TASK STATEMENT → Every entry that follows should be repeated exactly; drop the images.

Start of DATA IN THIS EXERCISE

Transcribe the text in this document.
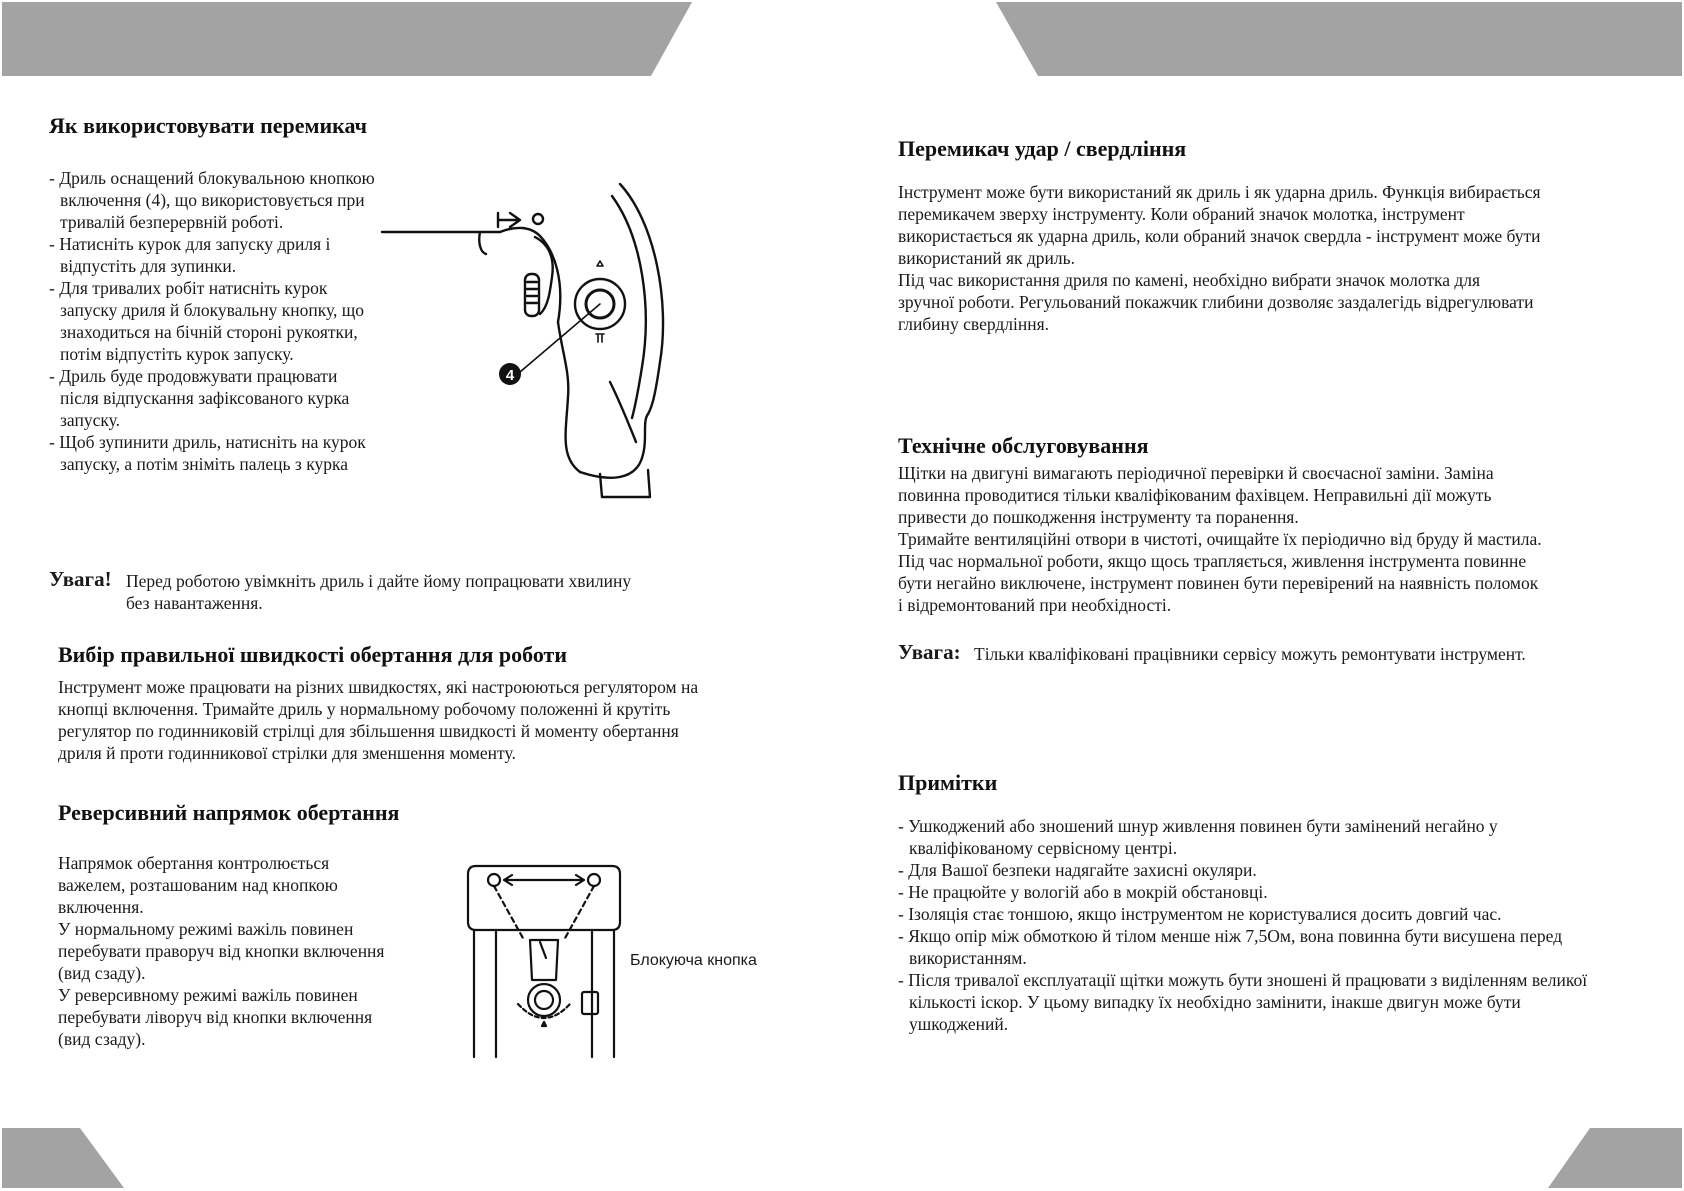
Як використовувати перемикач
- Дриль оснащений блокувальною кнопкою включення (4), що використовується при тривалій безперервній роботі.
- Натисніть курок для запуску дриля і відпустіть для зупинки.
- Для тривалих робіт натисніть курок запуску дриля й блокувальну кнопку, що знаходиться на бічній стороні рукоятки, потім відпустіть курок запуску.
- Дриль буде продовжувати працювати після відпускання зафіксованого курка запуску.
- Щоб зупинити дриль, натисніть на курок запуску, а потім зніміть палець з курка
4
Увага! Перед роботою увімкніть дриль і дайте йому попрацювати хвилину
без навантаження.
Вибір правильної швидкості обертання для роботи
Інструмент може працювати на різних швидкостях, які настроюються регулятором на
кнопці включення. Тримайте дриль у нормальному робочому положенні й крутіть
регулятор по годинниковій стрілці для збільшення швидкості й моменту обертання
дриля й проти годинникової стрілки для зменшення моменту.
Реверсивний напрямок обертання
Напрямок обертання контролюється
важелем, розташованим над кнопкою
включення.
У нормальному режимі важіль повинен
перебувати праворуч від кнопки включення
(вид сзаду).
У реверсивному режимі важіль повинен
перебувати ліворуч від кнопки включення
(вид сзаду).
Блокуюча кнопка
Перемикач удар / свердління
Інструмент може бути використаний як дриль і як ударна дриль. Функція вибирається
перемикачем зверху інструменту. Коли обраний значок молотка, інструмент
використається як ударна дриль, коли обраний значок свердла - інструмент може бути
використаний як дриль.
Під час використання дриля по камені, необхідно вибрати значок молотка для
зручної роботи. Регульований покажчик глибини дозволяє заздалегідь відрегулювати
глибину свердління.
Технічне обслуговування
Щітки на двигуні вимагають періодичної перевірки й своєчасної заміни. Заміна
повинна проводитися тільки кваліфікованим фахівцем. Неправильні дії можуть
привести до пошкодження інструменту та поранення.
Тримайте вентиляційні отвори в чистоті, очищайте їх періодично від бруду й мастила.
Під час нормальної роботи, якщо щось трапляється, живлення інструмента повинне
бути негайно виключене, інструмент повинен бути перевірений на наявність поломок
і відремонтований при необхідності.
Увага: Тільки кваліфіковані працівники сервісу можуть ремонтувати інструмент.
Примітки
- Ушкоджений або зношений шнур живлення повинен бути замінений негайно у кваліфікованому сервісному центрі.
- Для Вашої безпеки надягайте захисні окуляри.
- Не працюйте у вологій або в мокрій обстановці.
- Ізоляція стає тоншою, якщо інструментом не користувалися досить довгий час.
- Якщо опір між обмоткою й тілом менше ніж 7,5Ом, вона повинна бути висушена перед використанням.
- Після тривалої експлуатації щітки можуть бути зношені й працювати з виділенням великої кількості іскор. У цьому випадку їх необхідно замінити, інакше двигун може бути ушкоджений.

End of DATA IN THIS EXERCISE

RIGHT ANSWER →
Transcribe the text in this document.
Як використовувати перемикач
- Дриль оснащений блокувальною кнопкою включення (4), що використовується при тривалій безперервній роботі.
- Натисніть курок для запуску дриля і відпустіть для зупинки.
- Для тривалих робіт натисніть курок запуску дриля й блокувальну кнопку, що знаходиться на бічній стороні рукоятки, потім відпустіть курок запуску.
- Дриль буде продовжувати працювати після відпускання зафіксованого курка запуску.
- Щоб зупинити дриль, натисніть на курок запуску, а потім зніміть палець з курка
4
Увага! Перед роботою увімкніть дриль і дайте йому попрацювати хвилину
без навантаження.
Вибір правильної швидкості обертання для роботи
Інструмент може працювати на різних швидкостях, які настроюються регулятором на
кнопці включення. Тримайте дриль у нормальному робочому положенні й крутіть
регулятор по годинниковій стрілці для збільшення швидкості й моменту обертання
дриля й проти годинникової стрілки для зменшення моменту.
Реверсивний напрямок обертання
Напрямок обертання контролюється
важелем, розташованим над кнопкою
включення.
У нормальному режимі важіль повинен
перебувати праворуч від кнопки включення
(вид сзаду).
У реверсивному режимі важіль повинен
перебувати ліворуч від кнопки включення
(вид сзаду).
Блокуюча кнопка
Перемикач удар / свердління
Інструмент може бути використаний як дриль і як ударна дриль. Функція вибирається
перемикачем зверху інструменту. Коли обраний значок молотка, інструмент
використається як ударна дриль, коли обраний значок свердла - інструмент може бути
використаний як дриль.
Під час використання дриля по камені, необхідно вибрати значок молотка для
зручної роботи. Регульований покажчик глибини дозволяє заздалегідь відрегулювати
глибину свердління.
Технічне обслуговування
Щітки на двигуні вимагають періодичної перевірки й своєчасної заміни. Заміна
повинна проводитися тільки кваліфікованим фахівцем. Неправильні дії можуть
привести до пошкодження інструменту та поранення.
Тримайте вентиляційні отвори в чистоті, очищайте їх періодично від бруду й мастила.
Під час нормальної роботи, якщо щось трапляється, живлення інструмента повинне
бути негайно виключене, інструмент повинен бути перевірений на наявність поломок
і відремонтований при необхідності.
Увага: Тільки кваліфіковані працівники сервісу можуть ремонтувати інструмент.
Примітки
- Ушкоджений або зношений шнур живлення повинен бути замінений негайно у кваліфікованому сервісному центрі.
- Для Вашої безпеки надягайте захисні окуляри.
- Не працюйте у вологій або в мокрій обстановці.
- Ізоляція стає тоншою, якщо інструментом не користувалися досить довгий час.
- Якщо опір між обмоткою й тілом менше ніж 7,5Ом, вона повинна бути висушена перед використанням.
- Після тривалої експлуатації щітки можуть бути зношені й працювати з виділенням великої кількості іскор. У цьому випадку їх необхідно замінити, інакше двигун може бути ушкоджений.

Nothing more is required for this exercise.